[Rows from a dataset]

========

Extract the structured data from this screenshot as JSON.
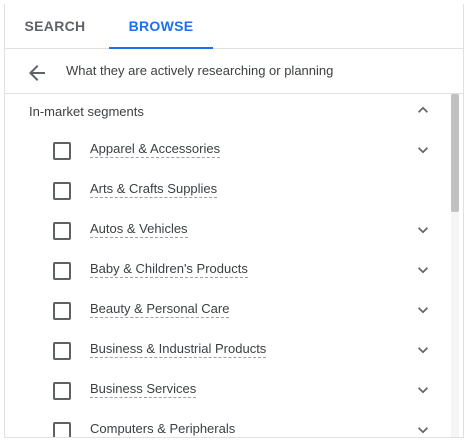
{
  "tabs": {
    "search": "SEARCH",
    "browse": "BROWSE",
    "active": "browse"
  },
  "breadcrumb": {
    "back_icon": "arrow-back-icon",
    "text": "What they are actively researching or planning"
  },
  "section": {
    "title": "In-market segments",
    "expanded": true,
    "icon": "chevron-up-icon"
  },
  "items": [
    {
      "label": "Apparel & Accessories",
      "checked": false,
      "expandable": true
    },
    {
      "label": "Arts & Crafts Supplies",
      "checked": false,
      "expandable": false
    },
    {
      "label": "Autos & Vehicles",
      "checked": false,
      "expandable": true
    },
    {
      "label": "Baby & Children's Products",
      "checked": false,
      "expandable": true
    },
    {
      "label": "Beauty & Personal Care",
      "checked": false,
      "expandable": true
    },
    {
      "label": "Business & Industrial Products",
      "checked": false,
      "expandable": true
    },
    {
      "label": "Business Services",
      "checked": false,
      "expandable": true
    },
    {
      "label": "Computers & Peripherals",
      "checked": false,
      "expandable": true
    }
  ],
  "colors": {
    "accent": "#1a73e8",
    "text": "#3c4043",
    "muted": "#5f6368",
    "divider": "#e0e0e0"
  }
}
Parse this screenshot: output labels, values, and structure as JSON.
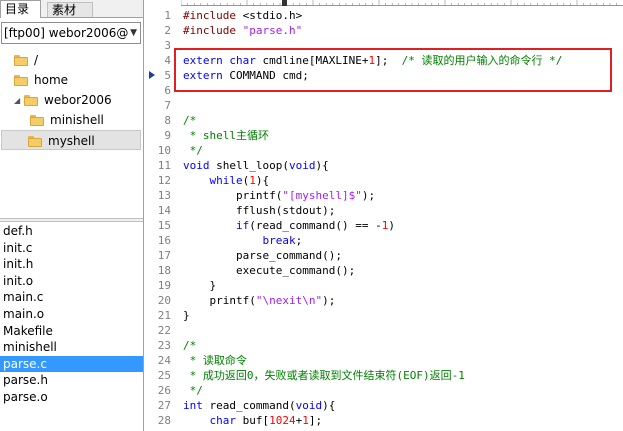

========

**Task objective:** Only a number is wanted: how many lines above include "icon"?

**Expected output:** 2